Quote the listing in full, exactly as given, minus any pictures.

### Entries ###

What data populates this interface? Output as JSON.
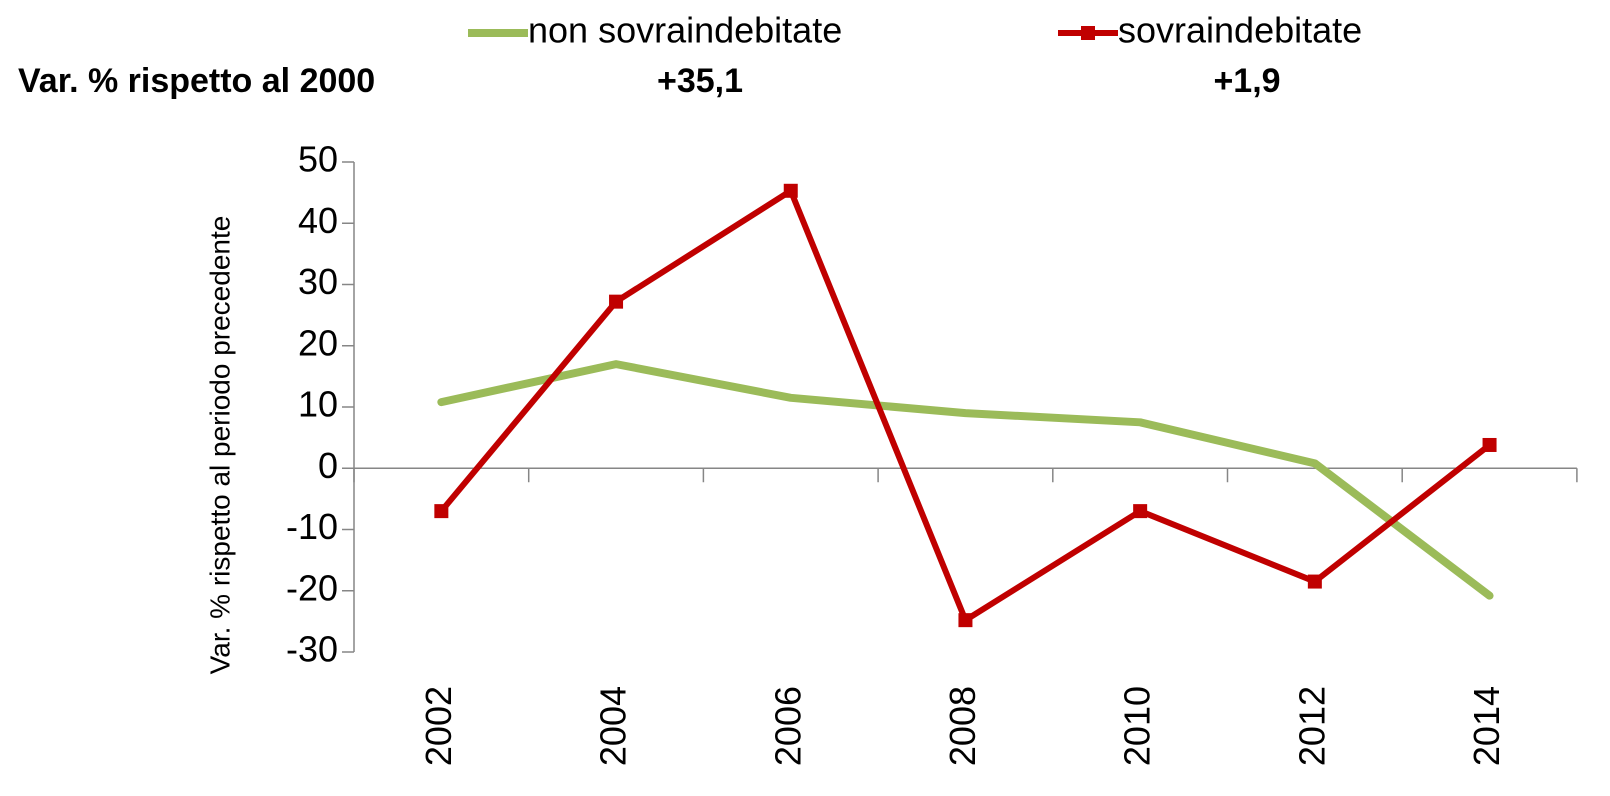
{
  "chart_data": {
    "type": "line",
    "y_label": "Var. % rispetto al periodo precedente",
    "categories": [
      "2002",
      "2004",
      "2006",
      "2008",
      "2010",
      "2012",
      "2014"
    ],
    "series": [
      {
        "name": "non sovraindebitate",
        "color": "#9bbb59",
        "values": [
          10.8,
          17,
          11.5,
          9,
          7.5,
          0.8,
          -20.8
        ]
      },
      {
        "name": "sovraindebitate",
        "color": "#c00000",
        "values": [
          -7,
          27.2,
          45.3,
          -24.8,
          -7,
          -18.5,
          3.8
        ]
      }
    ],
    "annotations": [
      {
        "text": "Var. % rispetto al 2000"
      },
      {
        "text": "+35,1",
        "color": "#4f6228"
      },
      {
        "text": "+1,9",
        "color": "#c00000"
      }
    ],
    "ylim": [
      -30,
      50
    ],
    "yticks": [
      -30,
      -20,
      -10,
      0,
      10,
      20,
      30,
      40,
      50
    ]
  }
}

###

Answer for the task:
What data populates this interface? Output as JSON.
{
  "chart_data": {
    "type": "line",
    "y_label": "Var. % rispetto al periodo precedente",
    "categories": [
      "2002",
      "2004",
      "2006",
      "2008",
      "2010",
      "2012",
      "2014"
    ],
    "series": [
      {
        "name": "non sovraindebitate",
        "color": "#9bbb59",
        "values": [
          10.8,
          17,
          11.5,
          9,
          7.5,
          0.8,
          -20.8
        ]
      },
      {
        "name": "sovraindebitate",
        "color": "#c00000",
        "values": [
          -7,
          27.2,
          45.3,
          -24.8,
          -7,
          -18.5,
          3.8
        ]
      }
    ],
    "annotations": [
      {
        "text": "Var. % rispetto al 2000"
      },
      {
        "text": "+35,1",
        "color": "#4f6228"
      },
      {
        "text": "+1,9",
        "color": "#c00000"
      }
    ],
    "ylim": [
      -30,
      50
    ],
    "yticks": [
      -30,
      -20,
      -10,
      0,
      10,
      20,
      30,
      40,
      50
    ]
  }
}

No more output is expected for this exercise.